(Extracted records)
########

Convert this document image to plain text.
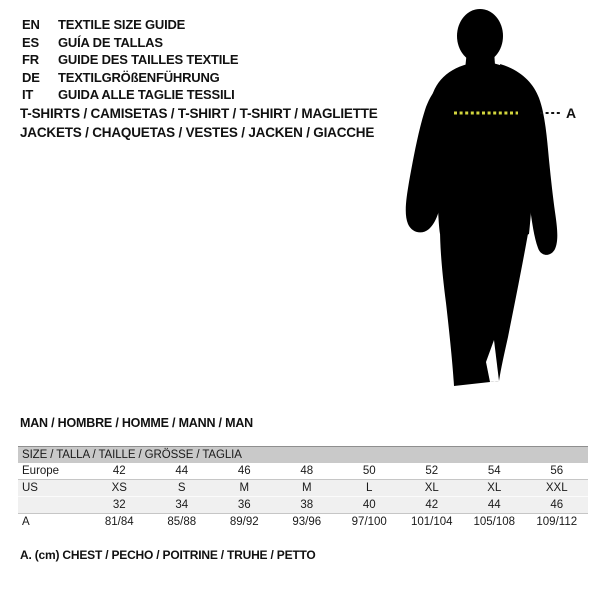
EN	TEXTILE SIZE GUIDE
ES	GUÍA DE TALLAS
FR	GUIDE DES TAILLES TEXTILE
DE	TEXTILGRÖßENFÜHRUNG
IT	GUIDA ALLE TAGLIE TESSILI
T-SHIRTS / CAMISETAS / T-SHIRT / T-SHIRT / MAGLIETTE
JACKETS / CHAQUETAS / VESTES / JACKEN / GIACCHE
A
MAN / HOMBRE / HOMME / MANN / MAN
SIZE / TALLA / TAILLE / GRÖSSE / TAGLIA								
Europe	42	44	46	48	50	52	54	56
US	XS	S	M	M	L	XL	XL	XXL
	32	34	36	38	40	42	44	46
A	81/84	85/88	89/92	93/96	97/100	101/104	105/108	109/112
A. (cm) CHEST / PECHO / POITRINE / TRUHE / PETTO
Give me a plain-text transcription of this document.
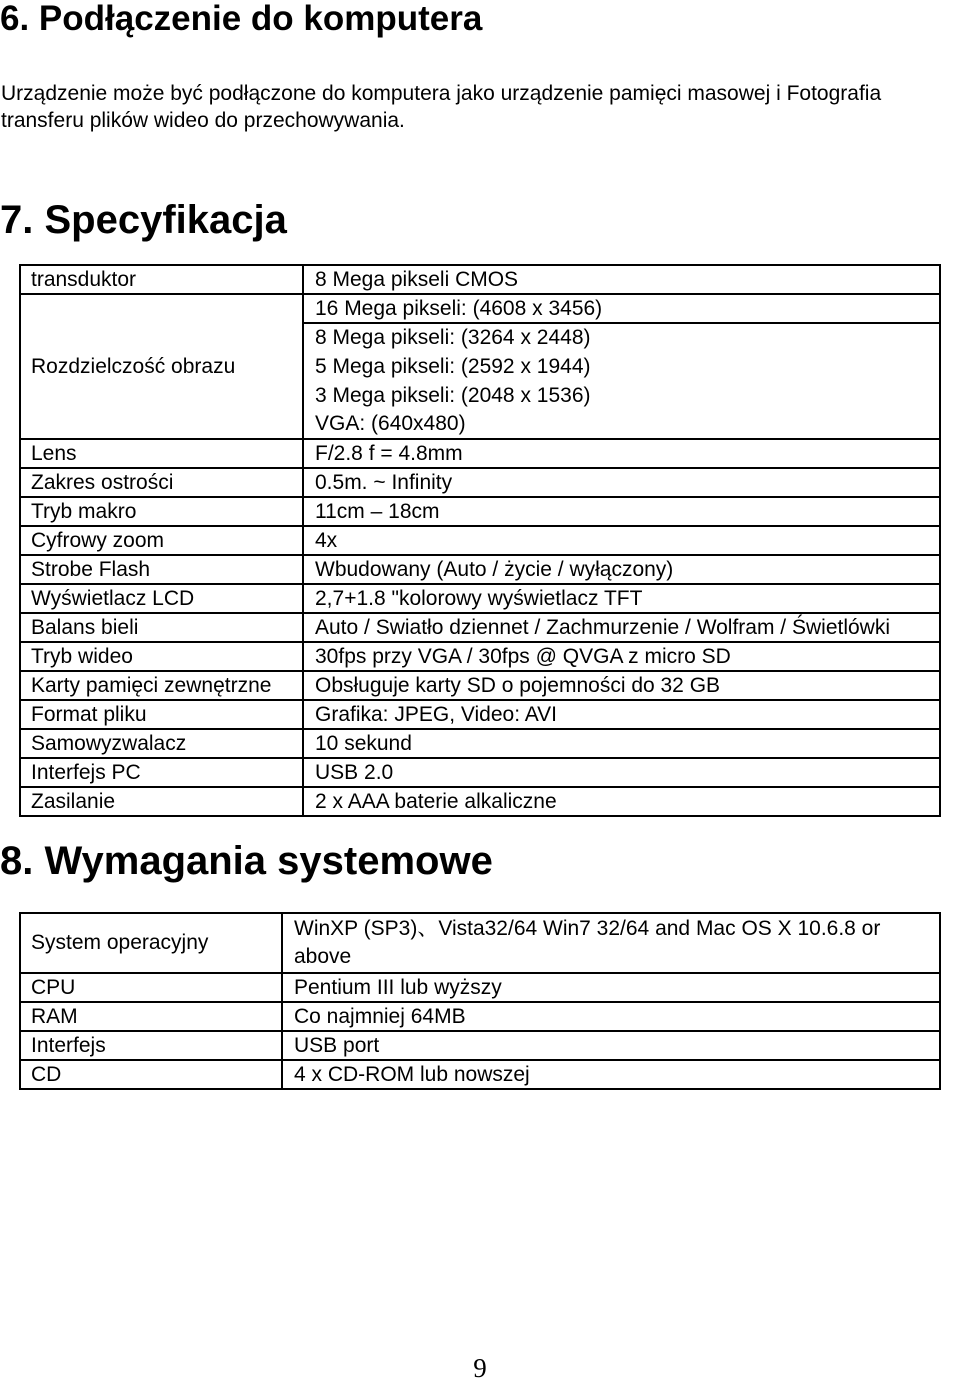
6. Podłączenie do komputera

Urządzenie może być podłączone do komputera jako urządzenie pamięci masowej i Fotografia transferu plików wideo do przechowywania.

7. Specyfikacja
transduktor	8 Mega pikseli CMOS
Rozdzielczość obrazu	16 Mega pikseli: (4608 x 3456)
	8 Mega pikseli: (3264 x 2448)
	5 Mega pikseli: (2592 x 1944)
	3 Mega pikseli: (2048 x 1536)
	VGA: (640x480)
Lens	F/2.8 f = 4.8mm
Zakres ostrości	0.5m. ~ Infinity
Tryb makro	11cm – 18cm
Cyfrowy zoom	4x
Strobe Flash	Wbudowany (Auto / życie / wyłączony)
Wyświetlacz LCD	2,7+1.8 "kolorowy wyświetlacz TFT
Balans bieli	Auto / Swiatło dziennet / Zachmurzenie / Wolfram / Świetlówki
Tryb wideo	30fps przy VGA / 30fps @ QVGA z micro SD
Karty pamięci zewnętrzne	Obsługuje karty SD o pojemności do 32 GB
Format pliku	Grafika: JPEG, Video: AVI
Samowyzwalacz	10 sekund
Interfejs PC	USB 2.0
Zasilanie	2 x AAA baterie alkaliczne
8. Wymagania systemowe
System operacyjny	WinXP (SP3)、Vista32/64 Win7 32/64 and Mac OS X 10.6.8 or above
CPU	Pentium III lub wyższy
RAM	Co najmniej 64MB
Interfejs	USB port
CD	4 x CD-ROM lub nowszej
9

########

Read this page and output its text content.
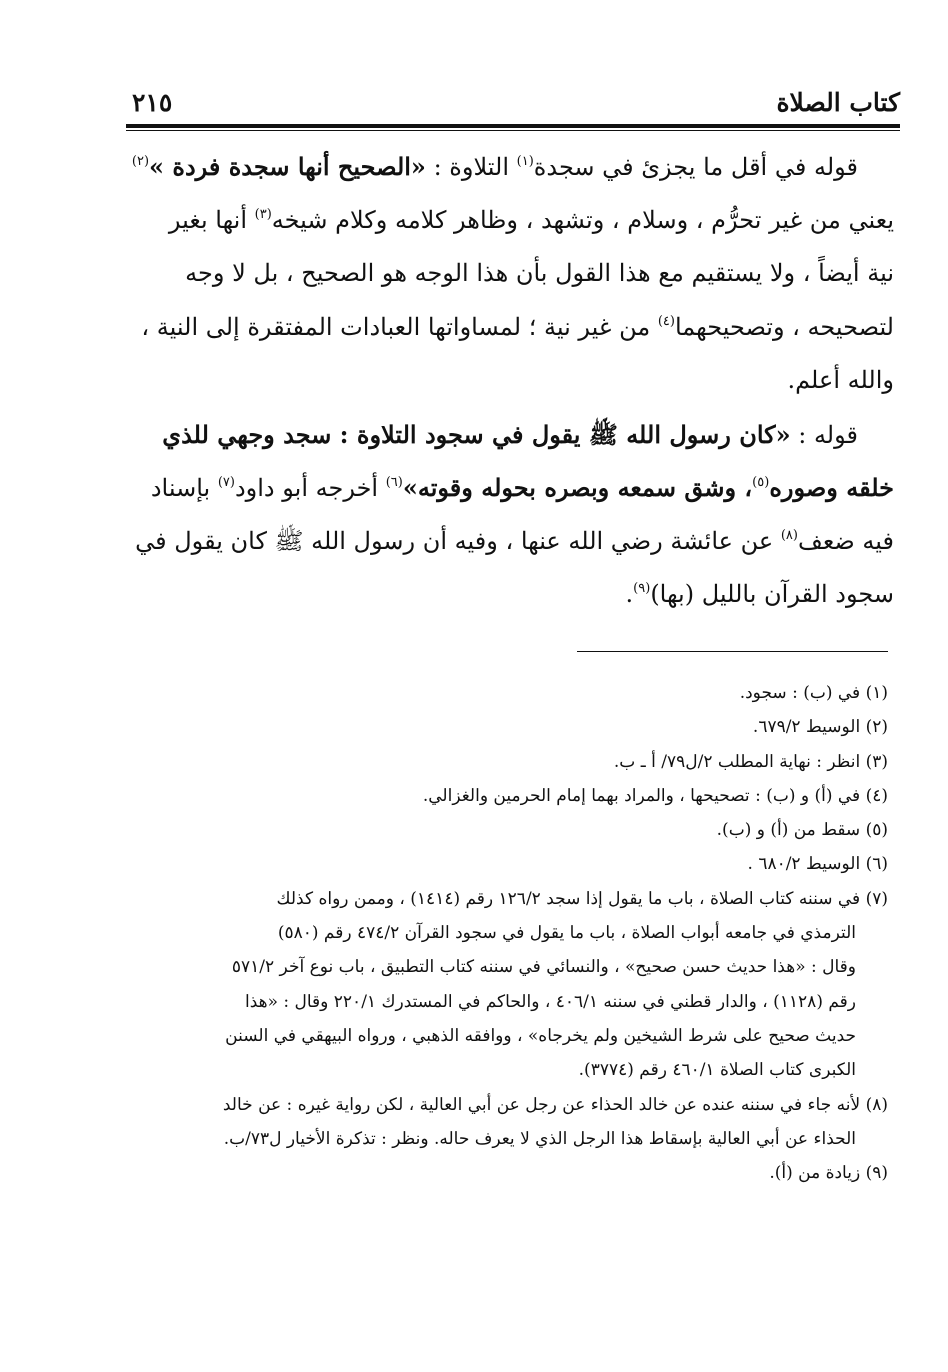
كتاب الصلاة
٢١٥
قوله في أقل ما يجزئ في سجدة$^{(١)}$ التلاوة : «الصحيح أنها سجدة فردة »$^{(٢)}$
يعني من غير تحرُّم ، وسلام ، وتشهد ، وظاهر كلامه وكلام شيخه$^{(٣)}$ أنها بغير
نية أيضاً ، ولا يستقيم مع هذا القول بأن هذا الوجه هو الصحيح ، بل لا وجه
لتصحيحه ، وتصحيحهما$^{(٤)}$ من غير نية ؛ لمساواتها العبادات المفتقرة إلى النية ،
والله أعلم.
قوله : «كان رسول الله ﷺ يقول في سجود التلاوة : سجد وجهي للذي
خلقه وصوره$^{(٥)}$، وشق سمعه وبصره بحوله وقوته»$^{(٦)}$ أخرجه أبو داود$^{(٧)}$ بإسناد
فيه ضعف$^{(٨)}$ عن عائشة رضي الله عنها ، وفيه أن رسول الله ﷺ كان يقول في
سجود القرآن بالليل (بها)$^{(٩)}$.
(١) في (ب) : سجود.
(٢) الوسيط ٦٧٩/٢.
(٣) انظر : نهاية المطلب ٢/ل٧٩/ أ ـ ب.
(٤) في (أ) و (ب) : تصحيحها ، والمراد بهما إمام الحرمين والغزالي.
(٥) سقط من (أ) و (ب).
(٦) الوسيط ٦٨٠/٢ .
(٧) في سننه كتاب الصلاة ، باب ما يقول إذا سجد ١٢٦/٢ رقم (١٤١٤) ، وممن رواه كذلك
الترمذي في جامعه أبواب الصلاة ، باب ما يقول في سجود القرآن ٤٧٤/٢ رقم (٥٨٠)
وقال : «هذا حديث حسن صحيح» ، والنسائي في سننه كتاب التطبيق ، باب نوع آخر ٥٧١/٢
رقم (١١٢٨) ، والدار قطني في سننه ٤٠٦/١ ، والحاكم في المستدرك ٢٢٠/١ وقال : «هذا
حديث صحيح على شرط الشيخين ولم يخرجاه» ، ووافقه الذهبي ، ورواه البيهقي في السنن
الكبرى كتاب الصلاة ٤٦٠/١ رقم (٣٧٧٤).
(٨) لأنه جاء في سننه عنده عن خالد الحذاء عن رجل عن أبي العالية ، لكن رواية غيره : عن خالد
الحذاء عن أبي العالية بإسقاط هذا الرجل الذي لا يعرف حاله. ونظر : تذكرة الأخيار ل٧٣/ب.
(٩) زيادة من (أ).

########

Return every line of the preceding records in which the word "التلاوة" appears.

Written reply:
قوله في أقل ما يجزئ في سجدة$^{(١)}$ التلاوة : «الصحيح أنها سجدة فردة »$^{(٢)}$
قوله : «كان رسول الله ﷺ يقول في سجود التلاوة : سجد وجهي للذي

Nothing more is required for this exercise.